* BEGIN *

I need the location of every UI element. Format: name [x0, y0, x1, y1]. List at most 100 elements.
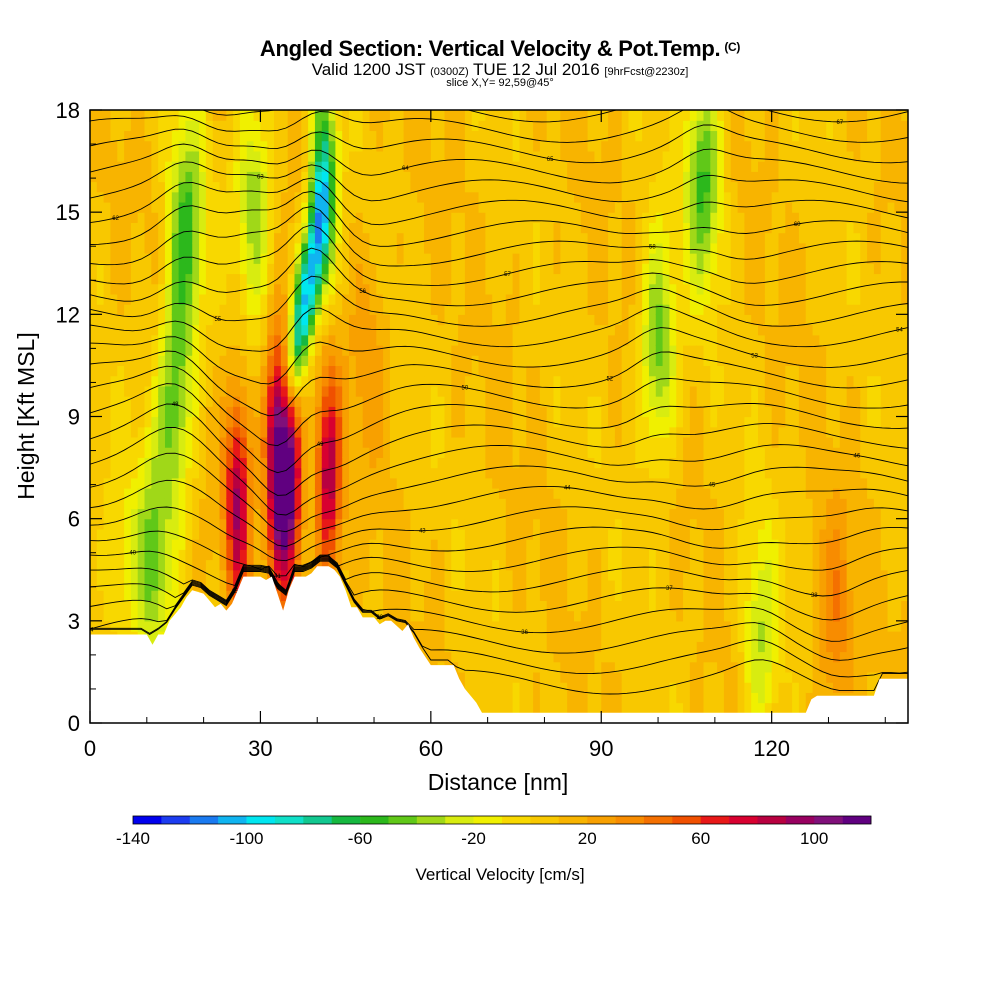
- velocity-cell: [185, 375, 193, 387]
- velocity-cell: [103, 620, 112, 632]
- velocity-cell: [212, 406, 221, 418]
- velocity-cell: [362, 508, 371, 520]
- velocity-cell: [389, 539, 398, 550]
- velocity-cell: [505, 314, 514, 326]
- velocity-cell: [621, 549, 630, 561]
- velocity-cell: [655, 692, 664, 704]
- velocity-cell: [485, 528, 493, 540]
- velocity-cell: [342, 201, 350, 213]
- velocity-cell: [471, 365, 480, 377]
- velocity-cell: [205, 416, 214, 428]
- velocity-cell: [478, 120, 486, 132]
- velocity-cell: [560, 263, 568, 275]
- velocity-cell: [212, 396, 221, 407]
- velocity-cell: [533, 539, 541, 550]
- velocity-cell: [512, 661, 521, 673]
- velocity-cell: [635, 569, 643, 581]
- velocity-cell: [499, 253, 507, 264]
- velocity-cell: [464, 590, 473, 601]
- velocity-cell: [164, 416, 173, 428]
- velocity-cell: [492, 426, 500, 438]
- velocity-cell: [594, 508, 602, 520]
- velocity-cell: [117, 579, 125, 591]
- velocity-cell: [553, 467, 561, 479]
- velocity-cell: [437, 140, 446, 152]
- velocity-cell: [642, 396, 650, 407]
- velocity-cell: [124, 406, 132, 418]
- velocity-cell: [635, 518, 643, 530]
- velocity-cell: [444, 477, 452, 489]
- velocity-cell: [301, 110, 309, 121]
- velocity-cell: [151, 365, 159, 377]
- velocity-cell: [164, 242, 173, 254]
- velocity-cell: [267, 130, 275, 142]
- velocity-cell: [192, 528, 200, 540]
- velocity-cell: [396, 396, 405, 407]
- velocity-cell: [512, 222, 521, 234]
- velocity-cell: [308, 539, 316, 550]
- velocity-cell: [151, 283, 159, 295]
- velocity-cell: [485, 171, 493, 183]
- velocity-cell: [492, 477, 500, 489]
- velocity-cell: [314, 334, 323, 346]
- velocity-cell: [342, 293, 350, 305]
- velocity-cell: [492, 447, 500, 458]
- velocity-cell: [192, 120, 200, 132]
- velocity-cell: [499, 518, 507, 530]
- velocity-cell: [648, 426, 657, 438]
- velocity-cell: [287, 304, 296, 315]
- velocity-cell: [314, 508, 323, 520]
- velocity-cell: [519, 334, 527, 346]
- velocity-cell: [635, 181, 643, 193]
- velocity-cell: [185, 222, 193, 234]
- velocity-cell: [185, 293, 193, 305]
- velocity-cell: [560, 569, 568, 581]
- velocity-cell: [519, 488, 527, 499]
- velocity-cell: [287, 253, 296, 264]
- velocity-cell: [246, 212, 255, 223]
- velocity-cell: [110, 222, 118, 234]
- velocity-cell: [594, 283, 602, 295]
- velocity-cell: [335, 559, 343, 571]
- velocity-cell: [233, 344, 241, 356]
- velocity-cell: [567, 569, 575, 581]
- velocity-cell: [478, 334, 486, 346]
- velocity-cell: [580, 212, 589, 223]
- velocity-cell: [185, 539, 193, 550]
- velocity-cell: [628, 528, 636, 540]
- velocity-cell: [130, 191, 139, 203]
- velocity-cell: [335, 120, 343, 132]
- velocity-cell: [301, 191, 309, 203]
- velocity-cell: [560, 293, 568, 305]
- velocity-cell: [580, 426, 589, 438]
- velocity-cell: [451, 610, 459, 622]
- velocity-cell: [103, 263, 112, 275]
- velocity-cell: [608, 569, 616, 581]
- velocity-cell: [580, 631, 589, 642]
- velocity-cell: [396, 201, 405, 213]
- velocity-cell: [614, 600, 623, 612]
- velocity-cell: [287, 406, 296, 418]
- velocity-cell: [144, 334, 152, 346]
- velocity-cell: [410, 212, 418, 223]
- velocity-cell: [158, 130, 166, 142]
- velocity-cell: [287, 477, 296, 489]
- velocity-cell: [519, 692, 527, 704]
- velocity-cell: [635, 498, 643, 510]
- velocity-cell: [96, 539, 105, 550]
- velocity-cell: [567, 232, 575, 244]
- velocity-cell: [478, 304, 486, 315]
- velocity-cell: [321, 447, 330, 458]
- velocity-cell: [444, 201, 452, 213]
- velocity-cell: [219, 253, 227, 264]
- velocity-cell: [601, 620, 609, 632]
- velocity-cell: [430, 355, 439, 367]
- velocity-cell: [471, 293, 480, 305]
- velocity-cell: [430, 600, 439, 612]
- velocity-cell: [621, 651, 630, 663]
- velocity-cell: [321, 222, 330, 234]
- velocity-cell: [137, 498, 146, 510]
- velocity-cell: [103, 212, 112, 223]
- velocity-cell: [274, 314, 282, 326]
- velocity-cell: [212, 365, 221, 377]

* END *

Exercise prompt
Format the lines of the data above, from the line with "- velocity-cell: [185, 375, 193, 387]" through the line with "- velocity-cell: [655, 692, 664, 704]", as a numbered list, leaving out any blank lines.

The solution
1. - velocity-cell: [185, 375, 193, 387]
2. - velocity-cell: [103, 620, 112, 632]
3. - velocity-cell: [212, 406, 221, 418]
4. - velocity-cell: [362, 508, 371, 520]
5. - velocity-cell: [389, 539, 398, 550]
6. - velocity-cell: [505, 314, 514, 326]
7. - velocity-cell: [621, 549, 630, 561]
8. - velocity-cell: [655, 692, 664, 704]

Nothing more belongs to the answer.